§ REQUIRED WORK
State only how many lines below include the string "Klasa".

(Stored data entries)
_ _ _ _ _ _ _

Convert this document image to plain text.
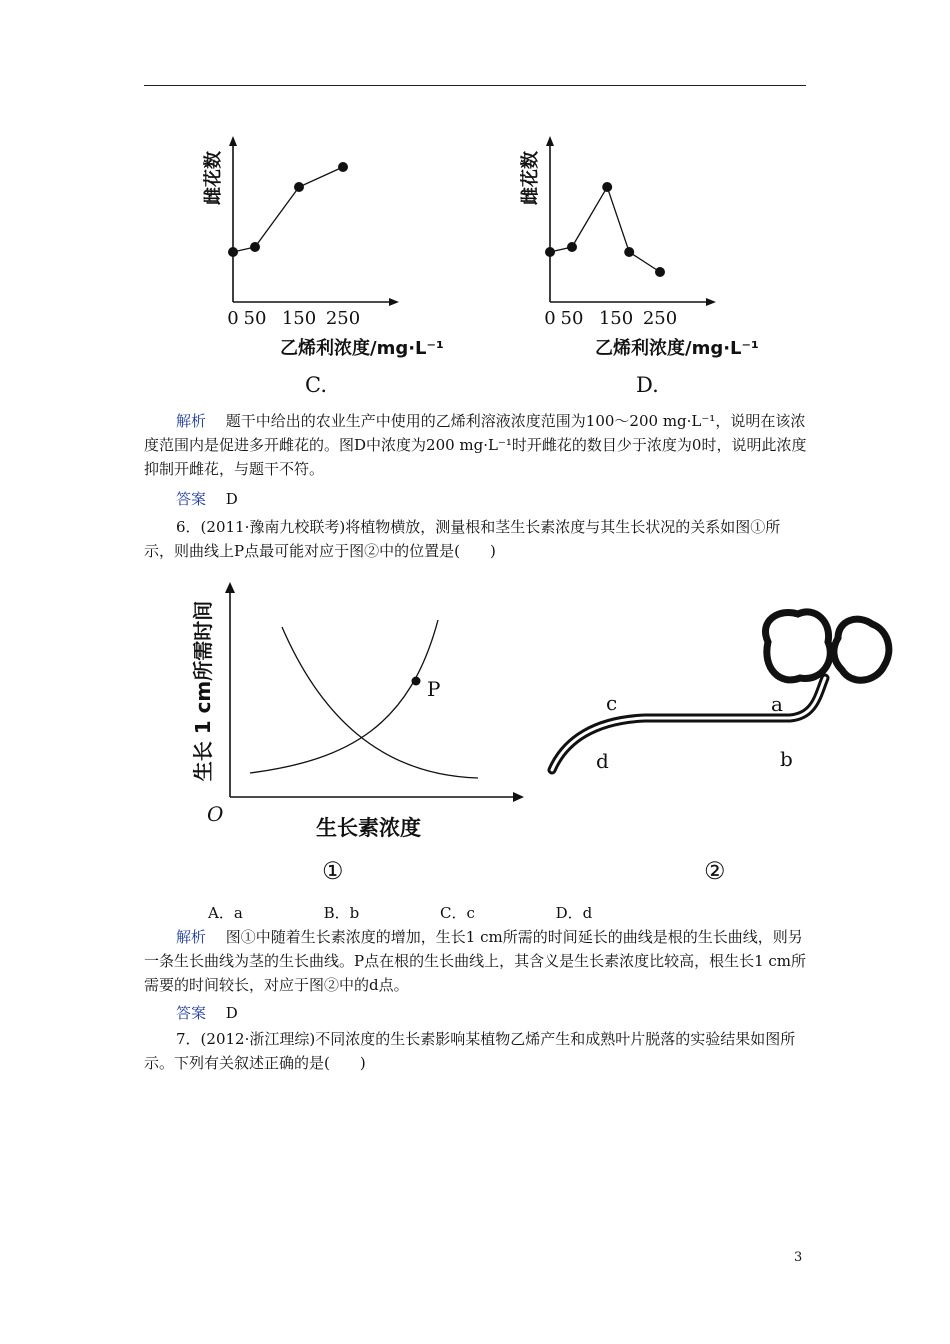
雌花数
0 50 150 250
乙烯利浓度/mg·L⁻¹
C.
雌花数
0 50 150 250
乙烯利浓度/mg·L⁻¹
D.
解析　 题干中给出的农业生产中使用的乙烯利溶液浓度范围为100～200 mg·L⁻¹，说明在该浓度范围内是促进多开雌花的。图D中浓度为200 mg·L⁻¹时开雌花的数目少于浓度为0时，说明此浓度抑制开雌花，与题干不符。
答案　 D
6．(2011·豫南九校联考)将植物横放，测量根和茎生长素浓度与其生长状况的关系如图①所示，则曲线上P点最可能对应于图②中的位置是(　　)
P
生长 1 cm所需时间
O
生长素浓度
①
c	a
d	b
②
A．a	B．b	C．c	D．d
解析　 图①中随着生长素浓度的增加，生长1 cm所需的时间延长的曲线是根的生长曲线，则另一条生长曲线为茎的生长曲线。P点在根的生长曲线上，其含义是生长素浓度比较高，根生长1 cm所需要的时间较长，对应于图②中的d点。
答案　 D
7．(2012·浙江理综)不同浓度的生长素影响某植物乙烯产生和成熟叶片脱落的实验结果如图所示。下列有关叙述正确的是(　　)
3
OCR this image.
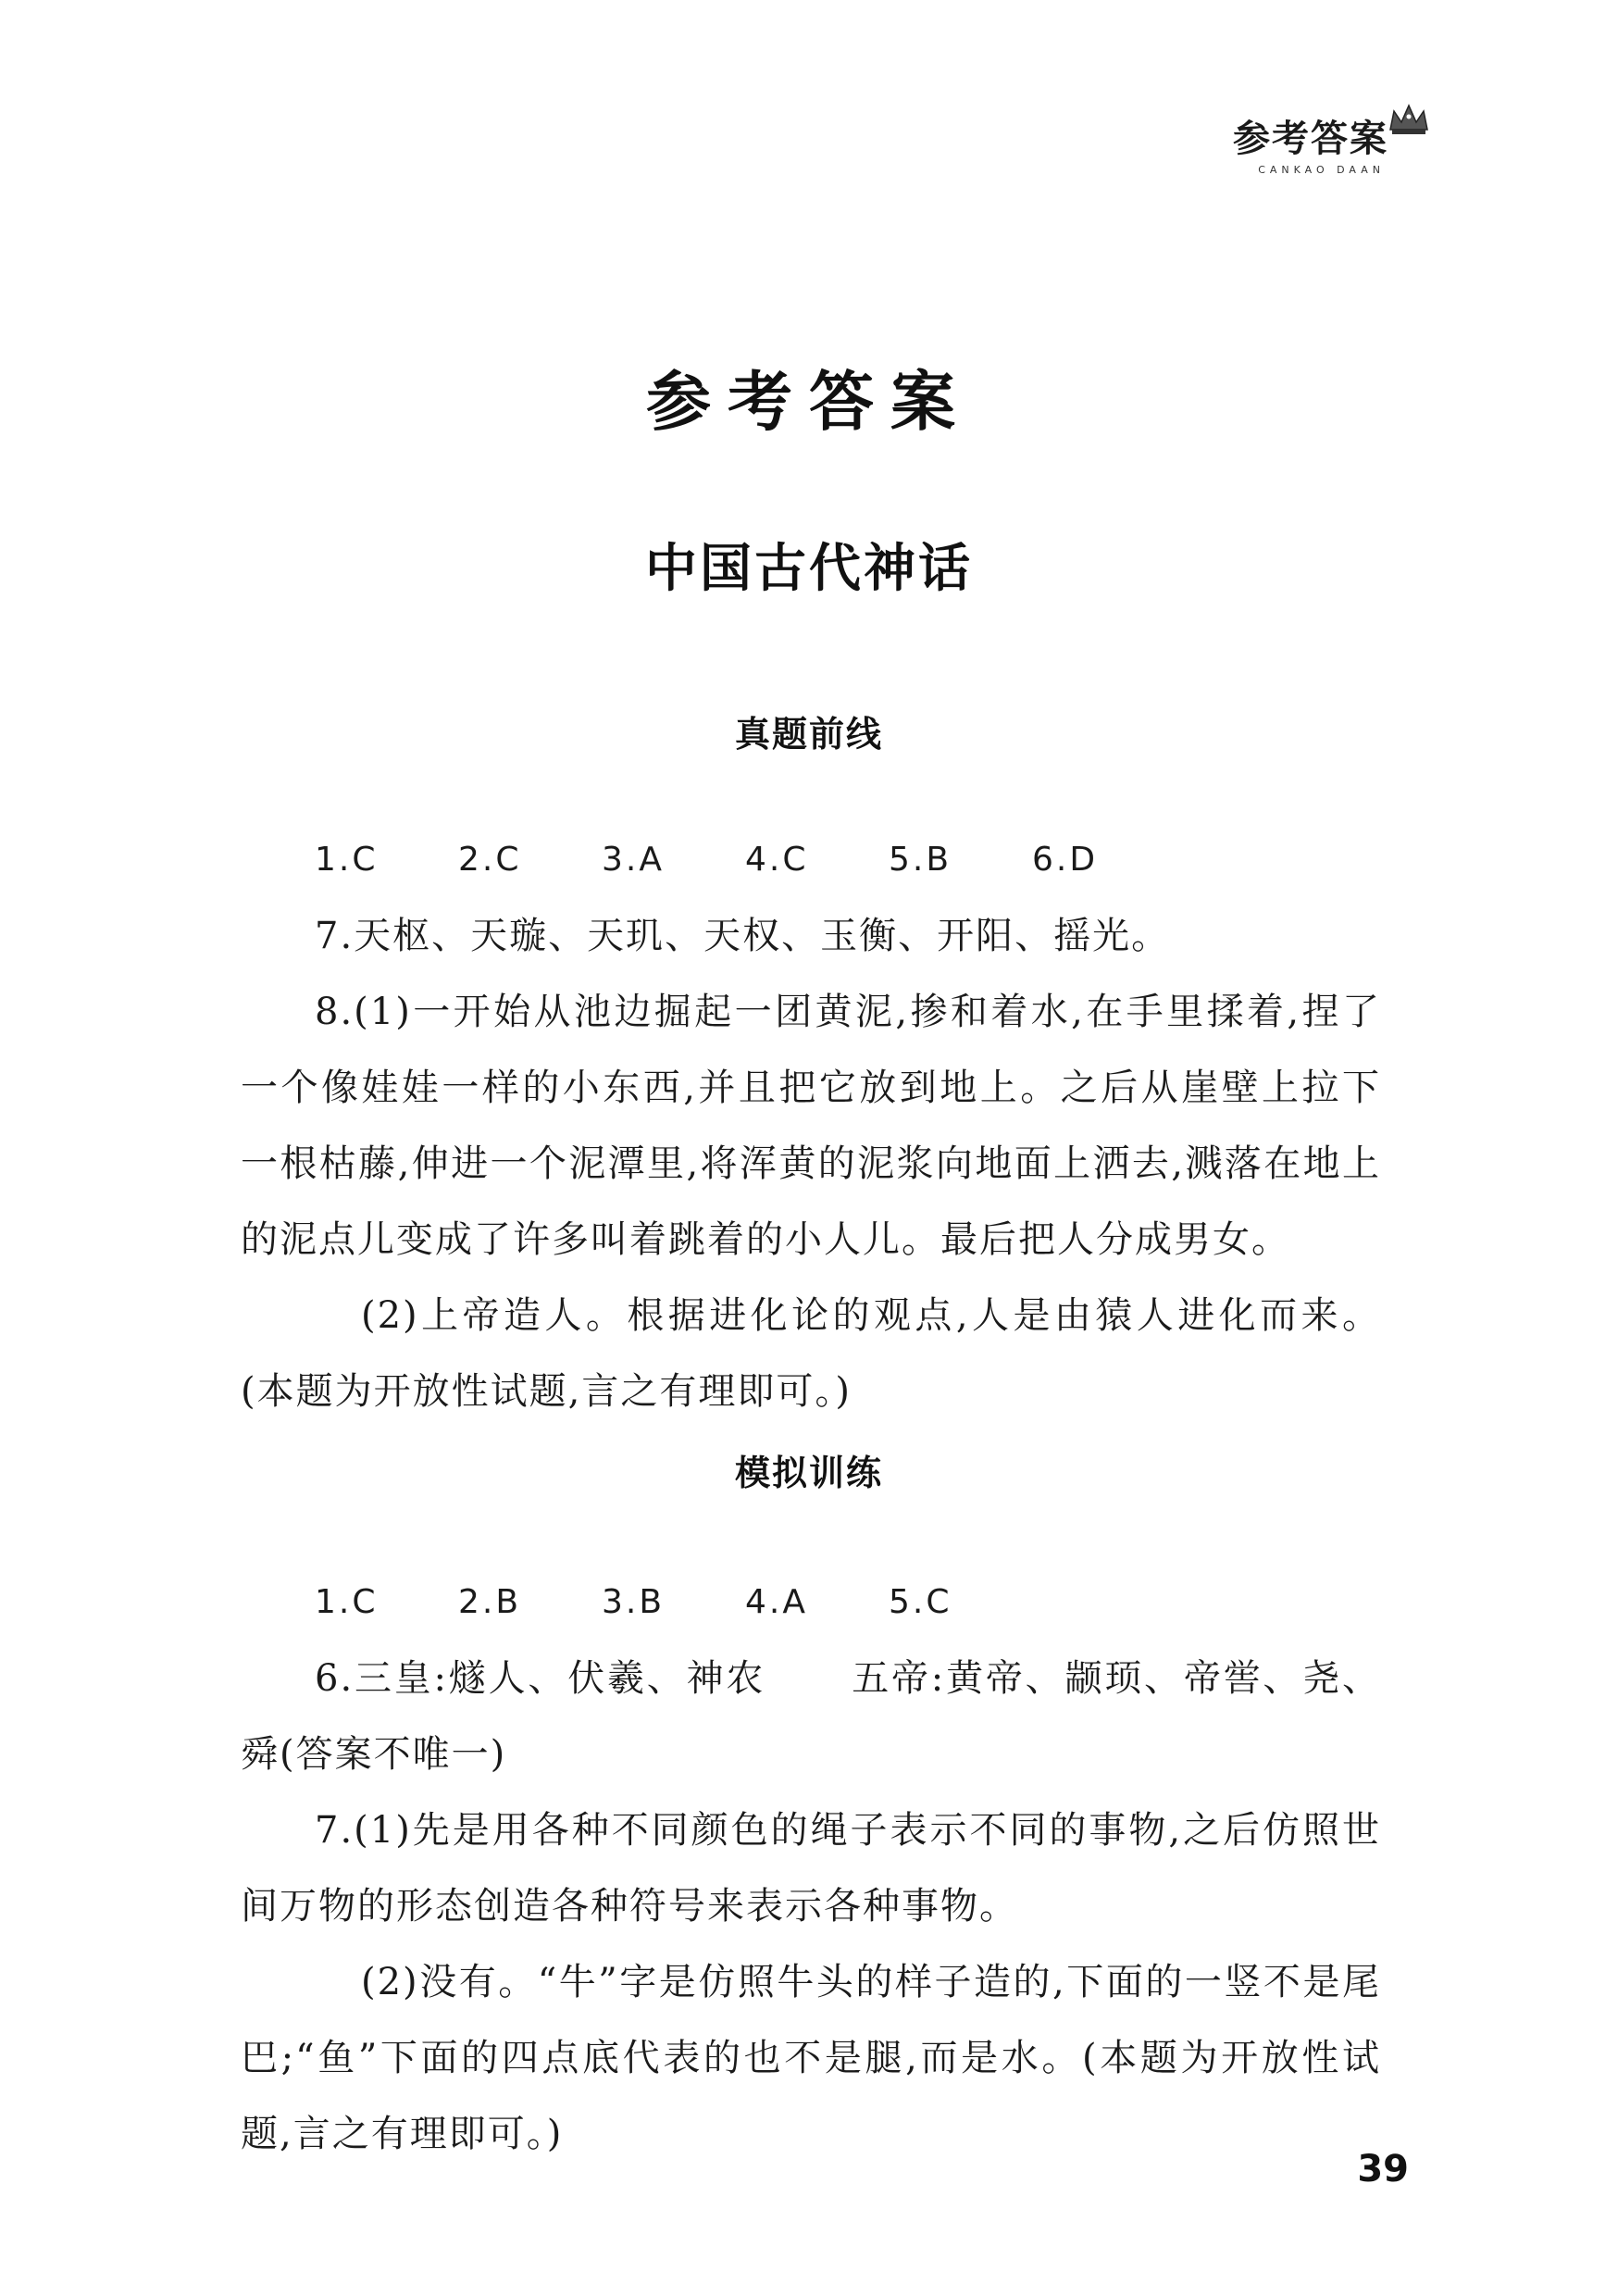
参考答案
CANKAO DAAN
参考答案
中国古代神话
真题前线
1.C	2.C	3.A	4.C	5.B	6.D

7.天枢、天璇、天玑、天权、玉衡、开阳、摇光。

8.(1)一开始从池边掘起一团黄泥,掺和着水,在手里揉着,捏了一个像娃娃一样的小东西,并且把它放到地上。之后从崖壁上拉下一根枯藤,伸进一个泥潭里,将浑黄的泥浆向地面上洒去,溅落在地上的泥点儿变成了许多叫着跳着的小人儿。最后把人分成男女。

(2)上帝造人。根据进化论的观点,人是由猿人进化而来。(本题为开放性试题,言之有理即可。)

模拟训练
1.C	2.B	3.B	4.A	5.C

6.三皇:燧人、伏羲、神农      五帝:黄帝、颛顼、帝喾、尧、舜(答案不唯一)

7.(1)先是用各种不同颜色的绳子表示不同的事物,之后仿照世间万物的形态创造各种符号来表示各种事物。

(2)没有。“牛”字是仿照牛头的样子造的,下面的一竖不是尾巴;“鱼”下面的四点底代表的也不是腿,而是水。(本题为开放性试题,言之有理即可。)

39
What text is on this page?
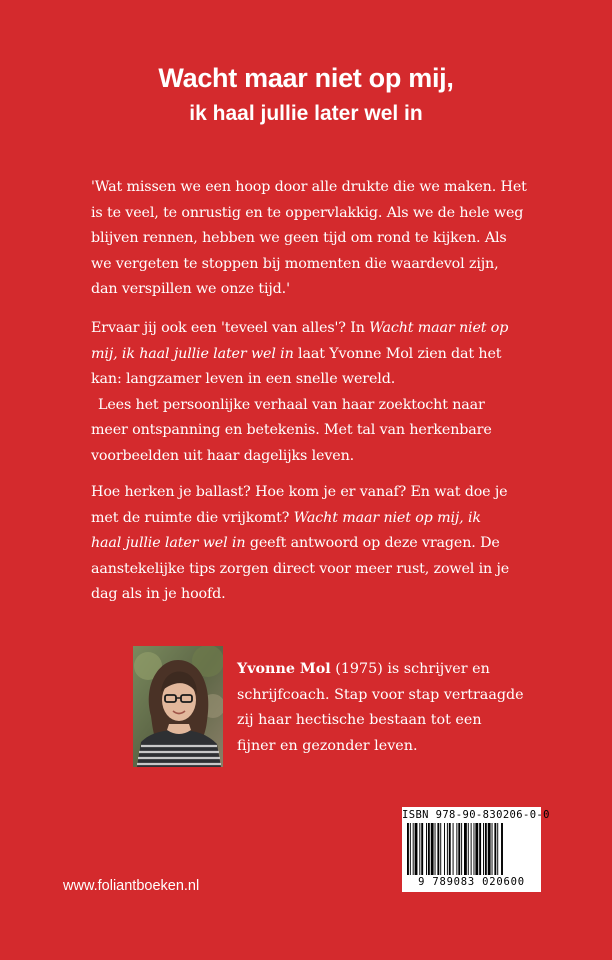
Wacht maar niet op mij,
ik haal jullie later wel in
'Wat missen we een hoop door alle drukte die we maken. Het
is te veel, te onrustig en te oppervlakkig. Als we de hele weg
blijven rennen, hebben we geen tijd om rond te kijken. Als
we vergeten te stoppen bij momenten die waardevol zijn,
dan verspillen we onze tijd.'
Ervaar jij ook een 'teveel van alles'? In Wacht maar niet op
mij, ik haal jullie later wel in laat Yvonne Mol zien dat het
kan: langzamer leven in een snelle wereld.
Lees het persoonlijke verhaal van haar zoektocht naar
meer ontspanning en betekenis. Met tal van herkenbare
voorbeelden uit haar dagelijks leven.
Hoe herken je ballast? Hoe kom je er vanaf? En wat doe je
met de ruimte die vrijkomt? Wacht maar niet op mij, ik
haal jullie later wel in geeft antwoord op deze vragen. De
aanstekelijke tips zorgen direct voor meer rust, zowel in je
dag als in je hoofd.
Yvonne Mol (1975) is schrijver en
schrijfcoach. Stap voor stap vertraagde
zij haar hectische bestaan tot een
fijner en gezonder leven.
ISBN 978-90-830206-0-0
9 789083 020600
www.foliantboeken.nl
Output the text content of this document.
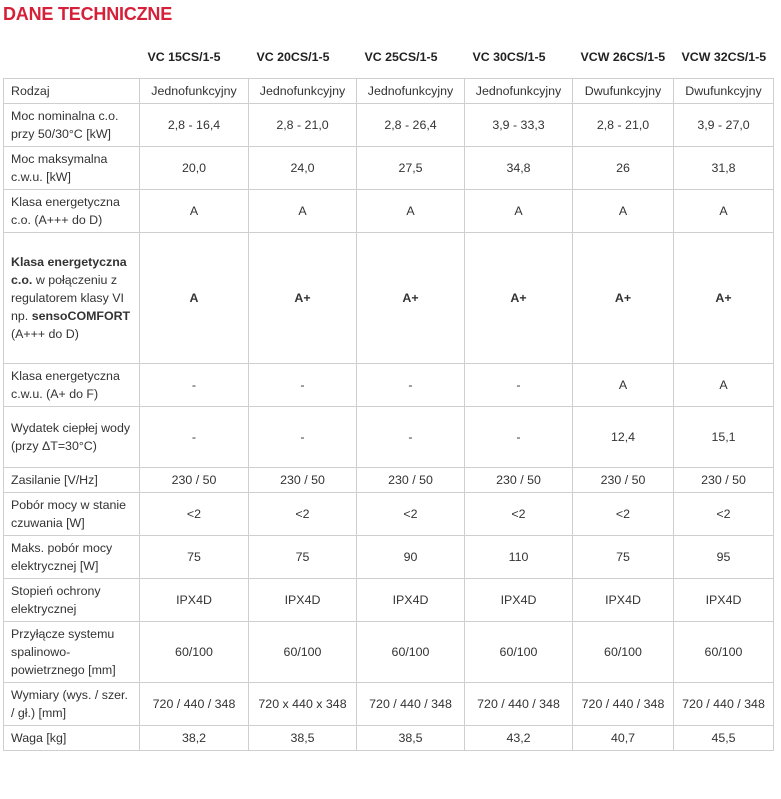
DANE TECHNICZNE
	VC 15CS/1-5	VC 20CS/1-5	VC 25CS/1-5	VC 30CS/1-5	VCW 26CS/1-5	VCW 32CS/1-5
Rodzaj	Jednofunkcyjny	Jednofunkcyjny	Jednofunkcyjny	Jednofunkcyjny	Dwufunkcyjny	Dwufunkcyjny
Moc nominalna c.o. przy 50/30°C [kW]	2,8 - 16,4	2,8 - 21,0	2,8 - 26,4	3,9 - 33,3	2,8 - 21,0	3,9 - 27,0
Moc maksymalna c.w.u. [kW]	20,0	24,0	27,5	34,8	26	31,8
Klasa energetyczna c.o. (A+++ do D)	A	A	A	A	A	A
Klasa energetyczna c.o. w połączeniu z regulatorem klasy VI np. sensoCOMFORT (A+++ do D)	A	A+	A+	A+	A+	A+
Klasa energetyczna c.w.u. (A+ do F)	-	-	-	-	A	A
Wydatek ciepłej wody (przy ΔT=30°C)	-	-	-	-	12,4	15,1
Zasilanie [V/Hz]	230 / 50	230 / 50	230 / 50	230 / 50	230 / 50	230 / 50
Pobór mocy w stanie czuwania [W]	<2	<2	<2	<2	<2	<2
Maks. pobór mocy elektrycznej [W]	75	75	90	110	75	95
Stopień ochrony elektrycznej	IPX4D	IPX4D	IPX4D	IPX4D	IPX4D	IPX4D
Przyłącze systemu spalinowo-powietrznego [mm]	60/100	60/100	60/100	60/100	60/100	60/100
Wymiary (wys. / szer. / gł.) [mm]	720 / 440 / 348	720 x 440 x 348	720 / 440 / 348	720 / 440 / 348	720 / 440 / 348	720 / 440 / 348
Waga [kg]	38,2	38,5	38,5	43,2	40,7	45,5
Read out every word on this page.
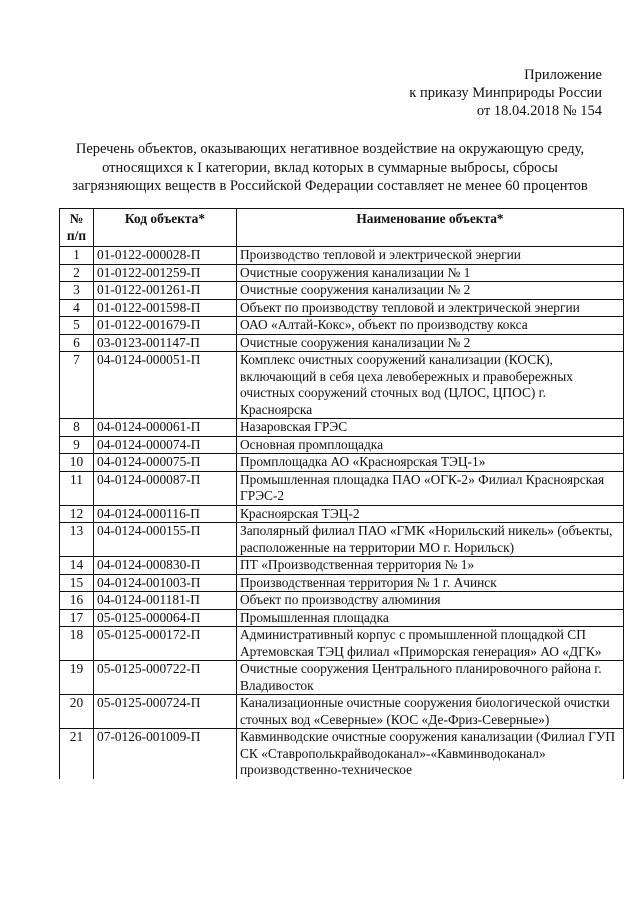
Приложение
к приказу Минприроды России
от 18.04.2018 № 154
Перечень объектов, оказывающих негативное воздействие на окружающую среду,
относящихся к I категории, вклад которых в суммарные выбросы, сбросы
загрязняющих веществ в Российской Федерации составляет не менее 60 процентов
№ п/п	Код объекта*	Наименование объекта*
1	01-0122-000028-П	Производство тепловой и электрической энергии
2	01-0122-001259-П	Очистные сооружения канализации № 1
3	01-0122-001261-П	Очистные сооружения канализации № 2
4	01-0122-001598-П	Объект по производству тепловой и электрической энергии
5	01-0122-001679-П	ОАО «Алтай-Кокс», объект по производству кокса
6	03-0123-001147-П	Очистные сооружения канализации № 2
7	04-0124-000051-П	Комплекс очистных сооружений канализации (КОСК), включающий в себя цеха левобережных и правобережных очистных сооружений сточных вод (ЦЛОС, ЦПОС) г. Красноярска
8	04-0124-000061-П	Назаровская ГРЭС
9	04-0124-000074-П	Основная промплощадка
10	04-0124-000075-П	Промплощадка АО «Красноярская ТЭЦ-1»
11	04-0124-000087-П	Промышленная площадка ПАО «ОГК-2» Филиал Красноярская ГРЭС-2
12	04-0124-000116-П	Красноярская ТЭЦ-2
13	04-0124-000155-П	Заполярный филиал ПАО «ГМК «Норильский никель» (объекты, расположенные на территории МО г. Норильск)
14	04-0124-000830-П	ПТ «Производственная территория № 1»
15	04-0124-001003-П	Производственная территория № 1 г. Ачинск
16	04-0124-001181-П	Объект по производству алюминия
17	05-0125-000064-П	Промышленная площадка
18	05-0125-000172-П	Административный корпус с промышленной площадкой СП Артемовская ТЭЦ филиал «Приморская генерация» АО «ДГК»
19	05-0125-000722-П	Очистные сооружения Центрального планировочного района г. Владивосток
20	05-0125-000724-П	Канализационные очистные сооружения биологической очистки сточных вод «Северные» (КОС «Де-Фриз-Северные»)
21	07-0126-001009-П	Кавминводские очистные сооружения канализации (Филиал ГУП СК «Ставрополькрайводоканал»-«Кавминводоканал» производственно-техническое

_ _ _ _ _ _ _

§ CORRECT OUTPUT
3